**記述問題**.
「Patent image size: (867, 907).」を含む行から始め、「The communication module 70 is at (258, 276).」を含む行で終えて、その範囲の行だけを、1行につき1つの文字列とするJSONのリストとして書き表しなさい。両端の行も含め、空行は除くこと。

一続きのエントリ
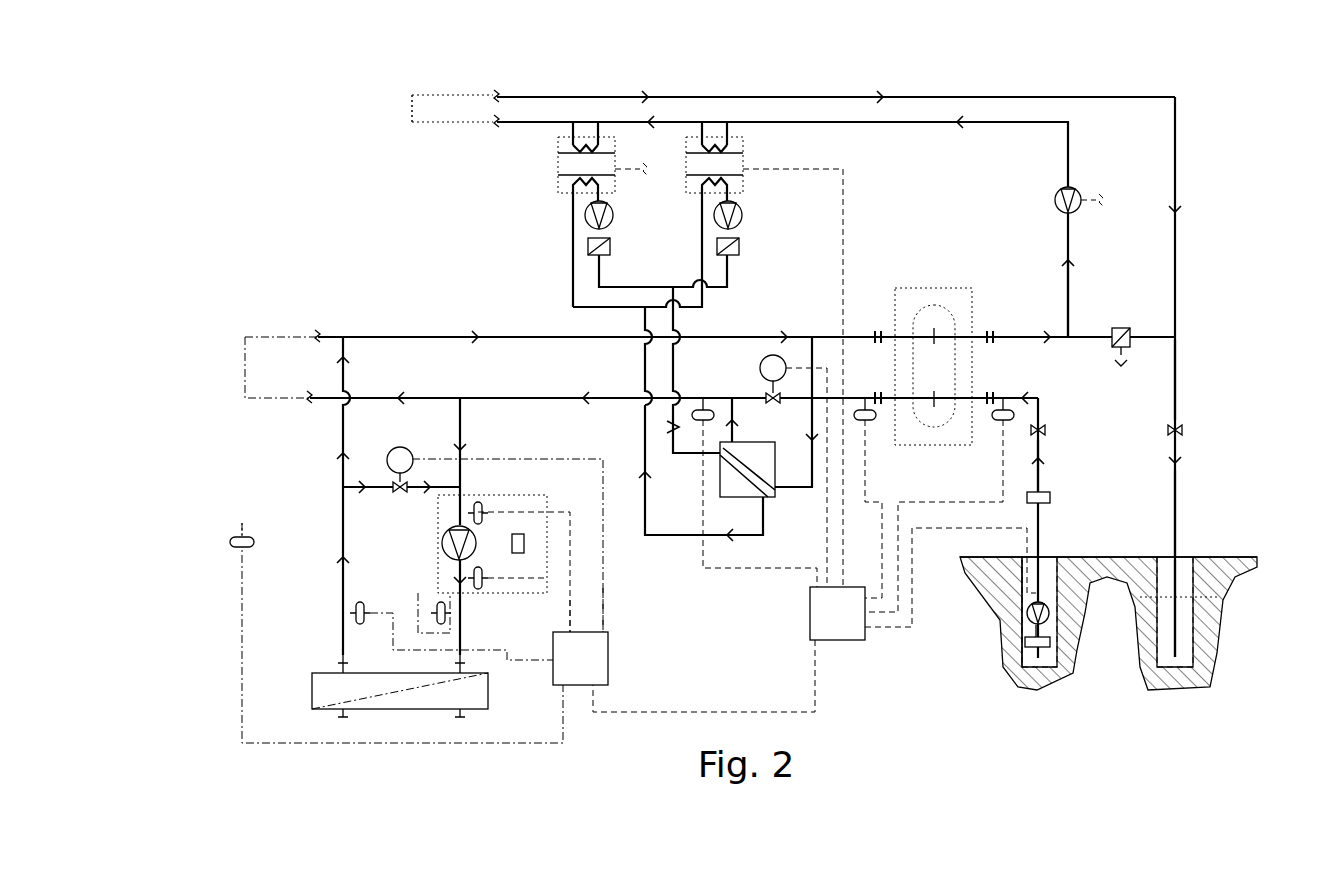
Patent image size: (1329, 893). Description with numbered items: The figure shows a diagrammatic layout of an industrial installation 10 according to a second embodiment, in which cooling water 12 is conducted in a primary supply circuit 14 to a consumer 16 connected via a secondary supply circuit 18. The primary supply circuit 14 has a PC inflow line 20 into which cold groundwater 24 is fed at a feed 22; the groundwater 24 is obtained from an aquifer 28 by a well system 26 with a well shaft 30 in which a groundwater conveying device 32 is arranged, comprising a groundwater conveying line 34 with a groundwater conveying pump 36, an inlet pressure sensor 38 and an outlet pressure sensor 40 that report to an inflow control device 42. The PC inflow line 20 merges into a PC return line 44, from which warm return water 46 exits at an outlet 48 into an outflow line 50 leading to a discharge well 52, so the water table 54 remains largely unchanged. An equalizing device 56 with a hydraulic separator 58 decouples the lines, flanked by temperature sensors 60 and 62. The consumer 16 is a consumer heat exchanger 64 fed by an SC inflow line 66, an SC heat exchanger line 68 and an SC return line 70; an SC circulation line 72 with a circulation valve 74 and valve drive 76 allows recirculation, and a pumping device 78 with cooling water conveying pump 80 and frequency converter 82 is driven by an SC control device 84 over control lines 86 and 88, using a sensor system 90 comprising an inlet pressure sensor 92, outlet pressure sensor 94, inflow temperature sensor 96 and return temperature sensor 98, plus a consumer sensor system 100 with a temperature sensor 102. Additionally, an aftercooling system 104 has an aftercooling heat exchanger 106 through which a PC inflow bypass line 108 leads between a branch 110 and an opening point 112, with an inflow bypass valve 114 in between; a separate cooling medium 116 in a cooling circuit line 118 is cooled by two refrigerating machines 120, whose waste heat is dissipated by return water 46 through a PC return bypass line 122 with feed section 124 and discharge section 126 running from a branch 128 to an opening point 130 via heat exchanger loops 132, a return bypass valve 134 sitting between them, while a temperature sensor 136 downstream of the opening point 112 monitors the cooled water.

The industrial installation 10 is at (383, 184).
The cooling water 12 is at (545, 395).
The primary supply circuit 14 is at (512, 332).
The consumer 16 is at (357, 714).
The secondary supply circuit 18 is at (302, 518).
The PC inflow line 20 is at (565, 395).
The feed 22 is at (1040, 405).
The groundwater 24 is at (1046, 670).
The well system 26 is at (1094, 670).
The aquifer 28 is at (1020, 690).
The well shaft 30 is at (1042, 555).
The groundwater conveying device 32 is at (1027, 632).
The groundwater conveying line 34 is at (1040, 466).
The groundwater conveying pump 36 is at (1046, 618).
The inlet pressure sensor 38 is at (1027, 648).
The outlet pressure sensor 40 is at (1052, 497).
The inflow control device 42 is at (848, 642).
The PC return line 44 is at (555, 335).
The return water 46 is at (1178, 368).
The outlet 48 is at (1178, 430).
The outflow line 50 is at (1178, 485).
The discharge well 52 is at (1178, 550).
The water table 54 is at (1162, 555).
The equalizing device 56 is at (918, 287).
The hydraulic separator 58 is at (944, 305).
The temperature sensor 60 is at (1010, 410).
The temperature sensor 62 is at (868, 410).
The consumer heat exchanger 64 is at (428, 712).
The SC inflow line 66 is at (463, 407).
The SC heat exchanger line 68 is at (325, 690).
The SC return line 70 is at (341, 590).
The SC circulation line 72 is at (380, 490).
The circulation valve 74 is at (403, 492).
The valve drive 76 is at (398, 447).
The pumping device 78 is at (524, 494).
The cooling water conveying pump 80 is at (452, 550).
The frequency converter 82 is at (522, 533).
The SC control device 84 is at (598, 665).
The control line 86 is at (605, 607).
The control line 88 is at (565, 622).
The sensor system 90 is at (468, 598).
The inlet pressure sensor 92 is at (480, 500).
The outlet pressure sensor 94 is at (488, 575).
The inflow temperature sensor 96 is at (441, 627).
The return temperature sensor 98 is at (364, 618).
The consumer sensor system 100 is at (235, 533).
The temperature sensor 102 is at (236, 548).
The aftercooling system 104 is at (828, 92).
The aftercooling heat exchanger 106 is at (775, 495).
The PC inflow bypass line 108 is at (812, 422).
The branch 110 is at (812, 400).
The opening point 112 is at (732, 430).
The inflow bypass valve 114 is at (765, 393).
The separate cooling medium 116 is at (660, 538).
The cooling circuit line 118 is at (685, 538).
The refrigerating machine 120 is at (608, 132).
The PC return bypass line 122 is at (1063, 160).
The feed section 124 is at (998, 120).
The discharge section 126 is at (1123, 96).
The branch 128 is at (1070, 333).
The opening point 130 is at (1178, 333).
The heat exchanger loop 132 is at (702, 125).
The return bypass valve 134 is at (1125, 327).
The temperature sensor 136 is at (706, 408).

...

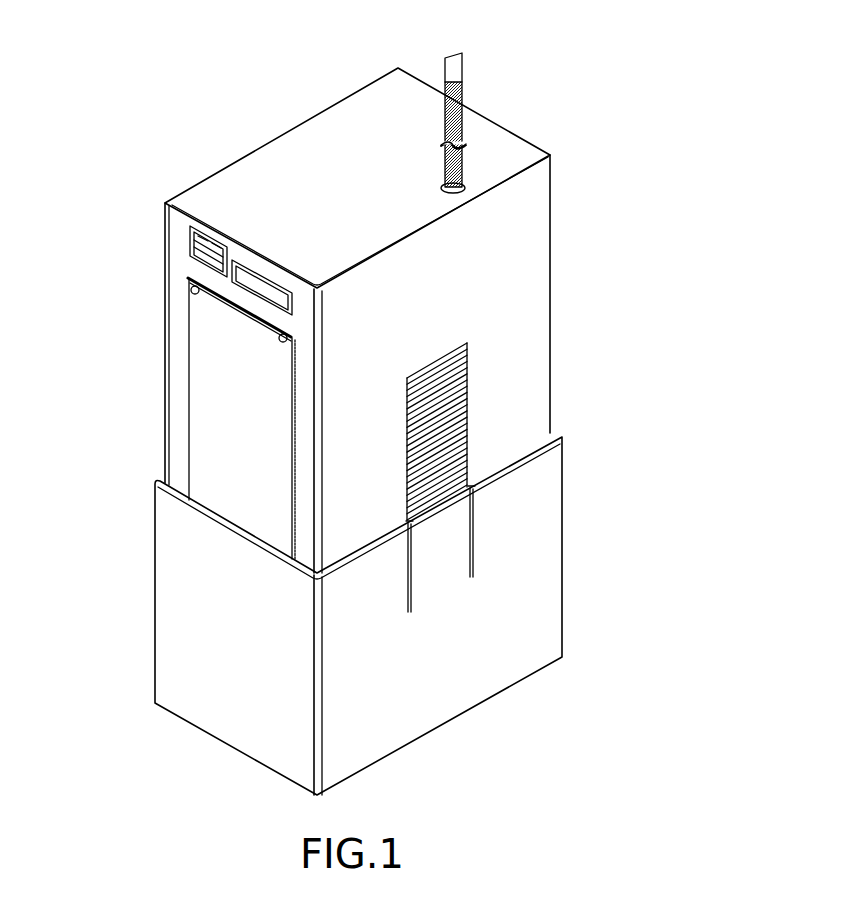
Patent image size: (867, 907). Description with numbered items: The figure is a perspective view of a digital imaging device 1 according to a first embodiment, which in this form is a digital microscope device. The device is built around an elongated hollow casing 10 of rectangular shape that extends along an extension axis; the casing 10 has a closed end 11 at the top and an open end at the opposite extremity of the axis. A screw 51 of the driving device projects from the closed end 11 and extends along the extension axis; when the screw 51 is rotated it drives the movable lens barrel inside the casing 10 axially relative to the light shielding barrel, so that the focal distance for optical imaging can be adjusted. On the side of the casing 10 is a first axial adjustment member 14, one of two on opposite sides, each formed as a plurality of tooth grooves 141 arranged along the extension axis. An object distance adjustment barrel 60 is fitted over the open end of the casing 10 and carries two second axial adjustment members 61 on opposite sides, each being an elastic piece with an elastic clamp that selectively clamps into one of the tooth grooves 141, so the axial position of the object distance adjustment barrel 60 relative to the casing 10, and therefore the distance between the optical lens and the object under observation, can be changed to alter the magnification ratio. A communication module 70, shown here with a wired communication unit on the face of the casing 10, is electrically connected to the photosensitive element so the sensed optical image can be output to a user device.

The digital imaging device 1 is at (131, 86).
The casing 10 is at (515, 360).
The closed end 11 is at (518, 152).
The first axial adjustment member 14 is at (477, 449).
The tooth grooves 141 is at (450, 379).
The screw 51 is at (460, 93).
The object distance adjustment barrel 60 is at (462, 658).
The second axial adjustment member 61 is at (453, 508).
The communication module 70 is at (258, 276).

**解答例**.
[
  "Patent image size: (867, 907). Description with numbered items: The figure is a perspective view of a digital imaging device 1 according to a first embodiment, which in this form is a digital microscope device. The device is built around an elongated hollow casing 10 of rectangular shape that extends along an extension axis; the casing 10 has a closed end 11 at the top and an open end at the opposite extremity of the axis. A screw 51 of the driving device projects from the closed end 11 and extends along the extension axis; when the screw 51 is rotated it drives the movable lens barrel inside the casing 10 axially relative to the light shielding barrel, so that the focal distance for optical imaging can be adjusted. On the side of the casing 10 is a first axial adjustment member 14, one of two on opposite sides, each formed as a plurality of tooth grooves 141 arranged along the extension axis. An object distance adjustment barrel 60 is fitted over the open end of the casing 10 and carries two second axial adjustment members 61 on opposite sides, each being an elastic piece with an elastic clamp that selectively clamps into one of the tooth grooves 141, so the axial position of the object distance adjustment barrel 60 relative to the casing 10, and therefore the distance between the optical lens and the object under observation, can be changed to alter the magnification ratio. A communication module 70, shown here with a wired communication unit on the face of the casing 10, is electrically connected to the photosensitive element so the sensed optical image can be output to a user device.",
  "The digital imaging device 1 is at (131, 86).",
  "The casing 10 is at (515, 360).",
  "The closed end 11 is at (518, 152).",
  "The first axial adjustment member 14 is at (477, 449).",
  "The tooth grooves 141 is at (450, 379).",
  "The screw 51 is at (460, 93).",
  "The object distance adjustment barrel 60 is at (462, 658).",
  "The second axial adjustment member 61 is at (453, 508).",
  "The communication module 70 is at (258, 276)."
]